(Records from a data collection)
◆ ◆ ◆
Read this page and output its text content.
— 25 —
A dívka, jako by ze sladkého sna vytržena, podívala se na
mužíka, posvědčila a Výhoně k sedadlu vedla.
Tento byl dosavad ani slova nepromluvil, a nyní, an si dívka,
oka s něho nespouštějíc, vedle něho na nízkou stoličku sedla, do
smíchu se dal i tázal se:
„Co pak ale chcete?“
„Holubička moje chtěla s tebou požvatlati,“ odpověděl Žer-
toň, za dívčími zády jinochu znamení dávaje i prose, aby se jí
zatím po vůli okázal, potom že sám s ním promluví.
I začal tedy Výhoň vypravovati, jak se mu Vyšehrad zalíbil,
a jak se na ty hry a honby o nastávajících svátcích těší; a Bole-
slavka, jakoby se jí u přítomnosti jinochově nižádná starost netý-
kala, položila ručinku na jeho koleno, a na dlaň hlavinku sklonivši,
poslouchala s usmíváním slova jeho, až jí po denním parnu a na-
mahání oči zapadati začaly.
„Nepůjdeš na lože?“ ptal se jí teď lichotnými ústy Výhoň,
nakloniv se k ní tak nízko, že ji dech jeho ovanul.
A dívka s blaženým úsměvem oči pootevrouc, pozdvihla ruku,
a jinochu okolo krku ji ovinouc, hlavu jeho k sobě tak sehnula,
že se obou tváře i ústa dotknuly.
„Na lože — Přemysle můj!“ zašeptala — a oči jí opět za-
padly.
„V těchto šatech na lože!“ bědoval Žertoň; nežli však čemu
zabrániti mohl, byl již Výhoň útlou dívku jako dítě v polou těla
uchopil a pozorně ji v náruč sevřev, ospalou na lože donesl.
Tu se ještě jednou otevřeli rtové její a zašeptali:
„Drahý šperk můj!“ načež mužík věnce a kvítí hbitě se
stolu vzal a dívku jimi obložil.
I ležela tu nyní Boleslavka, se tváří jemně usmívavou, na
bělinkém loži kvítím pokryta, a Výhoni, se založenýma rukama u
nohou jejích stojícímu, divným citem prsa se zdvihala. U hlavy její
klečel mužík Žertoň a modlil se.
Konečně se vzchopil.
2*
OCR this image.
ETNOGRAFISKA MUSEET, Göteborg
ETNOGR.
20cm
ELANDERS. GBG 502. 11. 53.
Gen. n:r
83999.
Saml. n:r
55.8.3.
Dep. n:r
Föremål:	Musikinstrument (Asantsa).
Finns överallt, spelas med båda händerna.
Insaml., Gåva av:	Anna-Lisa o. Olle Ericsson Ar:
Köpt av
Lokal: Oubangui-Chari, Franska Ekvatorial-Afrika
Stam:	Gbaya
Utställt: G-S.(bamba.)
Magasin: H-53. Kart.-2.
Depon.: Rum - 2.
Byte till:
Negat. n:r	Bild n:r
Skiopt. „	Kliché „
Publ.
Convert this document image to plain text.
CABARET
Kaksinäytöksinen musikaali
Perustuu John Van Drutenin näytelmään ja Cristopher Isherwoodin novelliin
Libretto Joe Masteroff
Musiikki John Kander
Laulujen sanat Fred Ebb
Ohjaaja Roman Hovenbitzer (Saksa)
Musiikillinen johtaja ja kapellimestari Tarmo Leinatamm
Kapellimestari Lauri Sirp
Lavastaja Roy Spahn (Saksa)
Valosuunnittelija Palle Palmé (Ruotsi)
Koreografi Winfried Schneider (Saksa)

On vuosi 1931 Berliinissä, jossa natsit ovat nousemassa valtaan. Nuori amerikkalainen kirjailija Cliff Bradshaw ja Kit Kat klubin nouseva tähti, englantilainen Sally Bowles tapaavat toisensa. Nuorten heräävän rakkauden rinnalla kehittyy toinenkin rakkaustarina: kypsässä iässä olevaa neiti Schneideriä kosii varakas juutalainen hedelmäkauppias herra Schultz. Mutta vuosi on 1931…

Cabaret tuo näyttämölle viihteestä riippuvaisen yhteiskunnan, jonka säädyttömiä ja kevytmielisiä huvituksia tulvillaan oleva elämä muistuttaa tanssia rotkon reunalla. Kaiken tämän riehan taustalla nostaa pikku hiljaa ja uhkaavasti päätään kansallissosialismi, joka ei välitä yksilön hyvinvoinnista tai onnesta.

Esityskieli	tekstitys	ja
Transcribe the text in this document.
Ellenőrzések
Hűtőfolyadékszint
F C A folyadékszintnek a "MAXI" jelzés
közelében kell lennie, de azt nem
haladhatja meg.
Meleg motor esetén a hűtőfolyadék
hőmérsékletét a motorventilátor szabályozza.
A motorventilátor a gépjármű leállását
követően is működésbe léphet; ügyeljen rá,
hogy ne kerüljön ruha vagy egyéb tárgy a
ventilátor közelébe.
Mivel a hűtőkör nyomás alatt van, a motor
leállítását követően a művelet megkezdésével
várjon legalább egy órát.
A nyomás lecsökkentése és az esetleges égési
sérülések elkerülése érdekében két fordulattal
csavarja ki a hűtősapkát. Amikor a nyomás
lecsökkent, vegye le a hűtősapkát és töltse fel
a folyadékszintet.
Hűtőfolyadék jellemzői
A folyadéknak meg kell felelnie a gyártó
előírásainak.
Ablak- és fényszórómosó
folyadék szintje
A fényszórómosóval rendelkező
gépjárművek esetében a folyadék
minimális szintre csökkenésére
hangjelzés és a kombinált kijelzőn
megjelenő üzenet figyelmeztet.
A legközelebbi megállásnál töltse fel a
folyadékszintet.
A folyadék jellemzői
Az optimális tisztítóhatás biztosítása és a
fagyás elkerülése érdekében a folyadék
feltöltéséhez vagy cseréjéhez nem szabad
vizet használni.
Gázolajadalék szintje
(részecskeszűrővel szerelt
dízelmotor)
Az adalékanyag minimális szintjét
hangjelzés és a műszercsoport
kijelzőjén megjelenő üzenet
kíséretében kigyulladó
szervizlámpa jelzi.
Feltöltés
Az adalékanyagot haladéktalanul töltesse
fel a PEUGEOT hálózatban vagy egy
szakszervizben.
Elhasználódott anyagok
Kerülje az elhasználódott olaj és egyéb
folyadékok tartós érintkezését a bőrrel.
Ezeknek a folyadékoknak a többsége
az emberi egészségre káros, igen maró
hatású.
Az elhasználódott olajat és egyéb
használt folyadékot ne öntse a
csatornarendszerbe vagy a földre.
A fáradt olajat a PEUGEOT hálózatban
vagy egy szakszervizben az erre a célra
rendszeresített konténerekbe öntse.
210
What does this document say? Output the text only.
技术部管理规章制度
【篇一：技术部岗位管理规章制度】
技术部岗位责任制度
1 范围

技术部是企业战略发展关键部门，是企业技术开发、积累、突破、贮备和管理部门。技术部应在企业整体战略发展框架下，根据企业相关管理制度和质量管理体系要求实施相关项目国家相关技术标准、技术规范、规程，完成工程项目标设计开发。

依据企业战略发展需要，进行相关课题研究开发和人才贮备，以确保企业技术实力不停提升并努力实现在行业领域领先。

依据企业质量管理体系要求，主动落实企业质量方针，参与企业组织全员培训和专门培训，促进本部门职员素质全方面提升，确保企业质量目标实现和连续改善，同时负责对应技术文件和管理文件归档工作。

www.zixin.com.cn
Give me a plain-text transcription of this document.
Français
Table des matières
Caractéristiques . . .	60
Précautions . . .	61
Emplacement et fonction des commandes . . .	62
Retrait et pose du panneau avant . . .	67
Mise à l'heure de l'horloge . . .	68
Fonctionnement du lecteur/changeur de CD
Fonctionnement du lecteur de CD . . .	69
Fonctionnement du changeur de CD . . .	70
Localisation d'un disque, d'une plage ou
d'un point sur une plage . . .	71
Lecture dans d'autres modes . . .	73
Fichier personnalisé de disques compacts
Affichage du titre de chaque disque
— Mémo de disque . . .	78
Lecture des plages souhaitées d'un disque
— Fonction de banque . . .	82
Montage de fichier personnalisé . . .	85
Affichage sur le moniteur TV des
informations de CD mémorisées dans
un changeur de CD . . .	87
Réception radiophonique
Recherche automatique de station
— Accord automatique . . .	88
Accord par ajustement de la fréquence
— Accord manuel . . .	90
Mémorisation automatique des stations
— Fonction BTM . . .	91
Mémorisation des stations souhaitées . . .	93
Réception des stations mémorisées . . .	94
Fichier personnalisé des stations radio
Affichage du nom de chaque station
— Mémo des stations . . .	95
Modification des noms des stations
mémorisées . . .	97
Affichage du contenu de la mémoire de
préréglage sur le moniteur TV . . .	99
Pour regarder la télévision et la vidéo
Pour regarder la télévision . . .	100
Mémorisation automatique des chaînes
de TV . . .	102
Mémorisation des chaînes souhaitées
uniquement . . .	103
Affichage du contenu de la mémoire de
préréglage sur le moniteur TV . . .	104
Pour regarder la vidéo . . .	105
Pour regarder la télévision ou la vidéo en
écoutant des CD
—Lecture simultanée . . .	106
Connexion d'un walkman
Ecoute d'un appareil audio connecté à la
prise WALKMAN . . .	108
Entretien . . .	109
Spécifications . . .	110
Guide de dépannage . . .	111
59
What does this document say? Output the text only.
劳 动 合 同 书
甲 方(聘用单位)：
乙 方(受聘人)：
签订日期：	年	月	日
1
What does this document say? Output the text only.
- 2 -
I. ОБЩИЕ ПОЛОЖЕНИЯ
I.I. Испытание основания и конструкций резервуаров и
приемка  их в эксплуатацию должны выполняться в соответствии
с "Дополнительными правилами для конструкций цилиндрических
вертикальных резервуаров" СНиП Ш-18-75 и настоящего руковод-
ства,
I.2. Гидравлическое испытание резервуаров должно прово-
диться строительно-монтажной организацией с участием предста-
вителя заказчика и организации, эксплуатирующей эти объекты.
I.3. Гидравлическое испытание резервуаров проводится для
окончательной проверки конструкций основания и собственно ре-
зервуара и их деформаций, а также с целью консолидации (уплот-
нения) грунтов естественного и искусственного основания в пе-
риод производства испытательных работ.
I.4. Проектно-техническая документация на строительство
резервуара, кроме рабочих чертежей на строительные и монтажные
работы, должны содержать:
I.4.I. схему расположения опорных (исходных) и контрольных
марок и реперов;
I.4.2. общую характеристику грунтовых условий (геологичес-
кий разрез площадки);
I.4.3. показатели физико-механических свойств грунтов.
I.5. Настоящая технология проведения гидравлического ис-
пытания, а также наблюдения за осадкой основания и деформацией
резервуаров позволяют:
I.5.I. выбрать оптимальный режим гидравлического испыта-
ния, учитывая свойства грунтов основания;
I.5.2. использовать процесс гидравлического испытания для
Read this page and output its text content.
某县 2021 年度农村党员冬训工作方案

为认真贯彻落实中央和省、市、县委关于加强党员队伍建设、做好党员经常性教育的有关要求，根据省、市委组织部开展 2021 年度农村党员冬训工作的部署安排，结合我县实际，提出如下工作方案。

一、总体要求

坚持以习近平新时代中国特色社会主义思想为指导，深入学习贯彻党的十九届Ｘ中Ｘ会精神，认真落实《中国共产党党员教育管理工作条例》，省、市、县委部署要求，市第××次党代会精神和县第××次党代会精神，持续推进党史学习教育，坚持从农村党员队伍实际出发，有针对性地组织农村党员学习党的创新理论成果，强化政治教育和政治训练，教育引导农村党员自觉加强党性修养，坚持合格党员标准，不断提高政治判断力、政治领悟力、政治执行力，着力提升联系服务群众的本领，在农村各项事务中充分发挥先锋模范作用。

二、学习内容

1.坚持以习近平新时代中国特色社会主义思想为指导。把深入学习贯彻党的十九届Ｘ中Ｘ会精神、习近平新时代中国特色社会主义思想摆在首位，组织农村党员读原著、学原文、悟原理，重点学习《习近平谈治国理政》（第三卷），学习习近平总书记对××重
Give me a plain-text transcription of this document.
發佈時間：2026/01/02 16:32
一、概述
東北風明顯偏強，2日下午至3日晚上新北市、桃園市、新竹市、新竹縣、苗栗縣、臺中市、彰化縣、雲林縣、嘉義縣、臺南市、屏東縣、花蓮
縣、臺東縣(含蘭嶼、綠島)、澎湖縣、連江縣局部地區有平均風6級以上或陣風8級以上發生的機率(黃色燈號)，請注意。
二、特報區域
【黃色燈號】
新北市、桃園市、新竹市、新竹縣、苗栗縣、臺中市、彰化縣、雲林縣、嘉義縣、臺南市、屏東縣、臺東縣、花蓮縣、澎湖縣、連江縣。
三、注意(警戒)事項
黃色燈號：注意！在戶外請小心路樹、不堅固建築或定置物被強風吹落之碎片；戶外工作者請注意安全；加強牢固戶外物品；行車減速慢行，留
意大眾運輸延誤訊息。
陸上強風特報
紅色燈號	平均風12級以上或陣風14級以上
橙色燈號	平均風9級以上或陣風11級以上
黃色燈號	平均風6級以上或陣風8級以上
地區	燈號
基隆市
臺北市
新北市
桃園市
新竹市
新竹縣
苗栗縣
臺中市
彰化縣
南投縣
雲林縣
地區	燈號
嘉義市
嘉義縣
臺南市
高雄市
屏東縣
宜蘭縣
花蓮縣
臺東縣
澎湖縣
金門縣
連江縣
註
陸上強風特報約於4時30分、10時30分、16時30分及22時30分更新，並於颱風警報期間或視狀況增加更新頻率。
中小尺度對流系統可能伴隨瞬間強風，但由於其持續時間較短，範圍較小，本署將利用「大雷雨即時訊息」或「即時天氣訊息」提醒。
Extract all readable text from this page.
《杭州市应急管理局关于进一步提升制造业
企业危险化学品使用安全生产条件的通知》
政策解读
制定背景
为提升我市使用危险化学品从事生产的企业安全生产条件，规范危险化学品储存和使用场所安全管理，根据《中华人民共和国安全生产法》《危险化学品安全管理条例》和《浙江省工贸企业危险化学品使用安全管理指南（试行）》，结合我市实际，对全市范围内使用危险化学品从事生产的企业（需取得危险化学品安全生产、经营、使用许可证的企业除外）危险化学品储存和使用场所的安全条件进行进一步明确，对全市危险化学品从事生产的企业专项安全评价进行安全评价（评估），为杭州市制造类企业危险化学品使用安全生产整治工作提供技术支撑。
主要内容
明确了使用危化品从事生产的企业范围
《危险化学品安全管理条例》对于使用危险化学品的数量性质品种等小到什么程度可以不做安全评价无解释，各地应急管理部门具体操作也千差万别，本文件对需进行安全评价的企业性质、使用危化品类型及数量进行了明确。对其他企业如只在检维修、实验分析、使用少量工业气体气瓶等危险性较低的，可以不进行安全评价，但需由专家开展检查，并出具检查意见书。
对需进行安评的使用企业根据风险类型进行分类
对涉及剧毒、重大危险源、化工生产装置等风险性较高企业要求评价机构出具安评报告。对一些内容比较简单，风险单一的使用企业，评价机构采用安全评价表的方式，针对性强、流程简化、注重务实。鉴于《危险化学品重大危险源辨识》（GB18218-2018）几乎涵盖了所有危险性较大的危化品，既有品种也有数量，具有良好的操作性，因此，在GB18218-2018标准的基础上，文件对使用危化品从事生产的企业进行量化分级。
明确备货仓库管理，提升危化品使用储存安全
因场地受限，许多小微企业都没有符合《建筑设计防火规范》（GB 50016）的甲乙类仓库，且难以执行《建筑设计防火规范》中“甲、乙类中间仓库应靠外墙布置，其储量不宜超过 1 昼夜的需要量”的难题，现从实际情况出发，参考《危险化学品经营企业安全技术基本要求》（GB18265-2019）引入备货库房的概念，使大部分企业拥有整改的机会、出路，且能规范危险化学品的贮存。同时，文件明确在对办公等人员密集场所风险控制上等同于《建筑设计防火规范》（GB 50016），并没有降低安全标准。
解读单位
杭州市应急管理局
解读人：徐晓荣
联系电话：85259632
◆ ◆ ◆
TASK STATEMENT: For each line of the entries that includes "PEUGEOT", show that line.

SOLUTION BELOW:
fel a PEUGEOT hálózatban vagy egy
A fáradt olajat a PEUGEOT hálózatban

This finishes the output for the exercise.